DIRECTIVE – Copy out the listing in full, exactly as written, but not its pictures.

=====

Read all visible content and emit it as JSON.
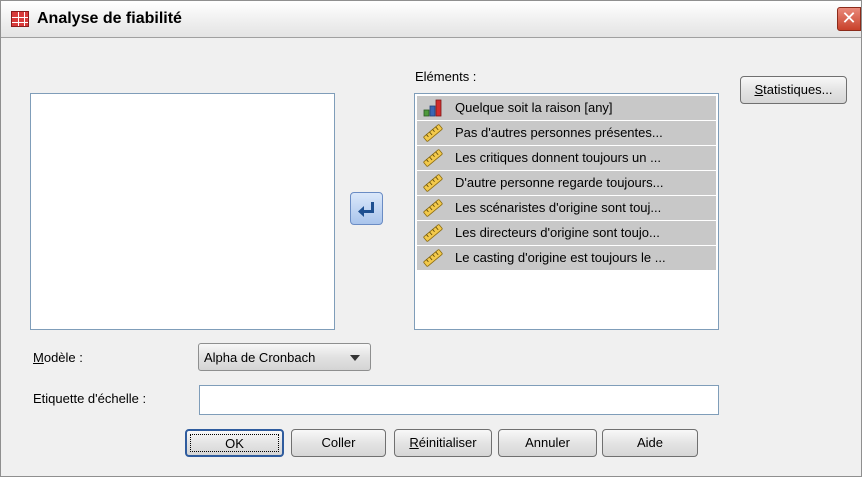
{
  "window": {
    "title": "Analyse de fiabilité"
  },
  "icons": {
    "app": "table-grid-icon",
    "close": "close-icon",
    "transfer": "arrow-left-icon",
    "nominal": "nominal-bar-chart-icon",
    "scale": "ruler-icon"
  },
  "elements_label": "Eléments :",
  "items": [
    {
      "label": "Quelque soit la raison [any]",
      "icon": "nominal"
    },
    {
      "label": "Pas d'autres personnes présentes...",
      "icon": "scale"
    },
    {
      "label": "Les critiques donnent toujours un ...",
      "icon": "scale"
    },
    {
      "label": "D'autre personne regarde toujours...",
      "icon": "scale"
    },
    {
      "label": "Les scénaristes d'origine sont touj...",
      "icon": "scale"
    },
    {
      "label": "Les directeurs d'origine sont toujo...",
      "icon": "scale"
    },
    {
      "label": "Le casting d'origine est toujours le ...",
      "icon": "scale"
    }
  ],
  "statistics_button": {
    "accel": "S",
    "rest": "tatistiques..."
  },
  "model": {
    "label_accel": "M",
    "label_rest": "odèle :",
    "value": "Alpha de Cronbach"
  },
  "scale_label": {
    "label": "Etiquette d'échelle :",
    "value": ""
  },
  "buttons": {
    "ok": "OK",
    "paste": "Coller",
    "reset_accel": "R",
    "reset_rest": "éinitialiser",
    "cancel": "Annuler",
    "help": "Aide"
  }
}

=====

EXERCISE RESPONSE –
Read all visible content and emit it as JSON.
{
  "window": {
    "title": "Analyse de fiabilité"
  },
  "icons": {
    "app": "table-grid-icon",
    "close": "close-icon",
    "transfer": "arrow-left-icon",
    "nominal": "nominal-bar-chart-icon",
    "scale": "ruler-icon"
  },
  "elements_label": "Eléments :",
  "items": [
    {
      "label": "Quelque soit la raison [any]",
      "icon": "nominal"
    },
    {
      "label": "Pas d'autres personnes présentes...",
      "icon": "scale"
    },
    {
      "label": "Les critiques donnent toujours un ...",
      "icon": "scale"
    },
    {
      "label": "D'autre personne regarde toujours...",
      "icon": "scale"
    },
    {
      "label": "Les scénaristes d'origine sont touj...",
      "icon": "scale"
    },
    {
      "label": "Les directeurs d'origine sont toujo...",
      "icon": "scale"
    },
    {
      "label": "Le casting d'origine est toujours le ...",
      "icon": "scale"
    }
  ],
  "statistics_button": {
    "accel": "S",
    "rest": "tatistiques..."
  },
  "model": {
    "label_accel": "M",
    "label_rest": "odèle :",
    "value": "Alpha de Cronbach"
  },
  "scale_label": {
    "label": "Etiquette d'échelle :",
    "value": ""
  },
  "buttons": {
    "ok": "OK",
    "paste": "Coller",
    "reset_accel": "R",
    "reset_rest": "éinitialiser",
    "cancel": "Annuler",
    "help": "Aide"
  }
}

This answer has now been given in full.